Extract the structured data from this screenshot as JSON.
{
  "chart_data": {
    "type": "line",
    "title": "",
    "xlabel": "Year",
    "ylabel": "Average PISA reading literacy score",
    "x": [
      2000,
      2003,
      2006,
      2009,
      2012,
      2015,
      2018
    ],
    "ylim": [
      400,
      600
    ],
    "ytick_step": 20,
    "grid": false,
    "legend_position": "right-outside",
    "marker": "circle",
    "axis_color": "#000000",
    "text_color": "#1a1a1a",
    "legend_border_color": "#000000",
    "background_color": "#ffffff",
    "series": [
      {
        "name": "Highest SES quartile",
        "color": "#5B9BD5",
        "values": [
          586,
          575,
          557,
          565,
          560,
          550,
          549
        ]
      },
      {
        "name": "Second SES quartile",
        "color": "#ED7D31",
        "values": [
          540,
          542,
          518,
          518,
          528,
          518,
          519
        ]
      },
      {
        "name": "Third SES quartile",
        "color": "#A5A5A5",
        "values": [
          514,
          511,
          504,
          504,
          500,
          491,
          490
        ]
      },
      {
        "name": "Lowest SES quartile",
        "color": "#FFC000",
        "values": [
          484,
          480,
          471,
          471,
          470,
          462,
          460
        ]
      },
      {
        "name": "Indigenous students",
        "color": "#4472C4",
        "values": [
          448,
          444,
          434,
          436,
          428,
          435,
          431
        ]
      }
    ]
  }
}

--

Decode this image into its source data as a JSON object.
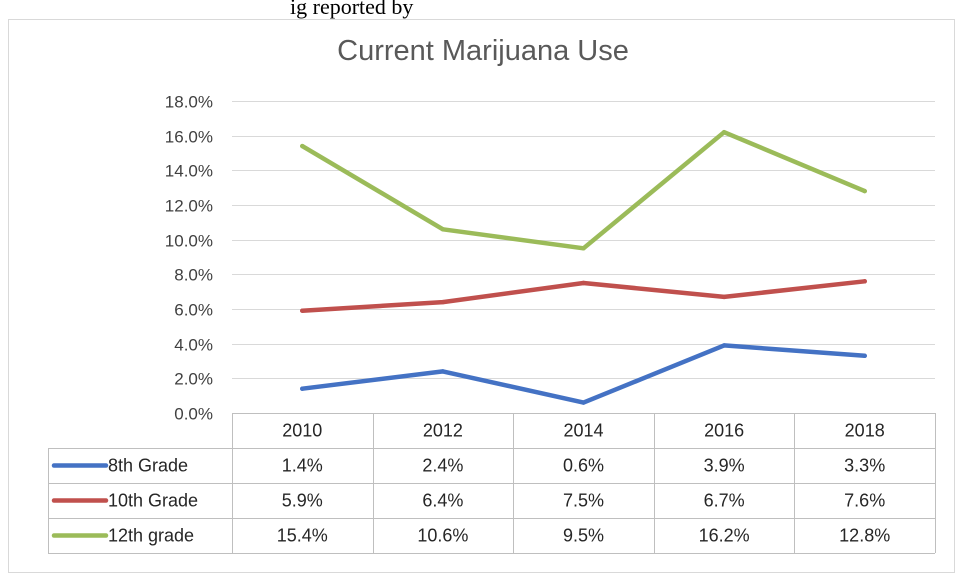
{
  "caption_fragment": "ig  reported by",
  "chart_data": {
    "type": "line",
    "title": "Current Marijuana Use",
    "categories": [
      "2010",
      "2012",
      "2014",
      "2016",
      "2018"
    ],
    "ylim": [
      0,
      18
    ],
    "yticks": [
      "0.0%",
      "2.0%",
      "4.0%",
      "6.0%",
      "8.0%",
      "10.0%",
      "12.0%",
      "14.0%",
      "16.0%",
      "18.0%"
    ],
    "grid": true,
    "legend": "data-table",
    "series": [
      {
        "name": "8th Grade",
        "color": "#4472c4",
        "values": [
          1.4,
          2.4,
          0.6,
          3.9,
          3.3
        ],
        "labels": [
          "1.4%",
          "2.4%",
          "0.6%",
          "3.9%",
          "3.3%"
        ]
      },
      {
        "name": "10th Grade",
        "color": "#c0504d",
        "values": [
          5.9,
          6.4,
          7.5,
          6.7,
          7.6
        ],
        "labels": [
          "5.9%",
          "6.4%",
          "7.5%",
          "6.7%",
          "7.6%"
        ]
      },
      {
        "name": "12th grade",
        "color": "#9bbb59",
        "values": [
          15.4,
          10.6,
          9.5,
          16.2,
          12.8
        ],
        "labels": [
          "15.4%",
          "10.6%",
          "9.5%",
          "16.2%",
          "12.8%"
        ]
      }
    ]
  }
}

Problem statement -> Return only the number of lines in the data that contain "JSON".

Written solution -> 2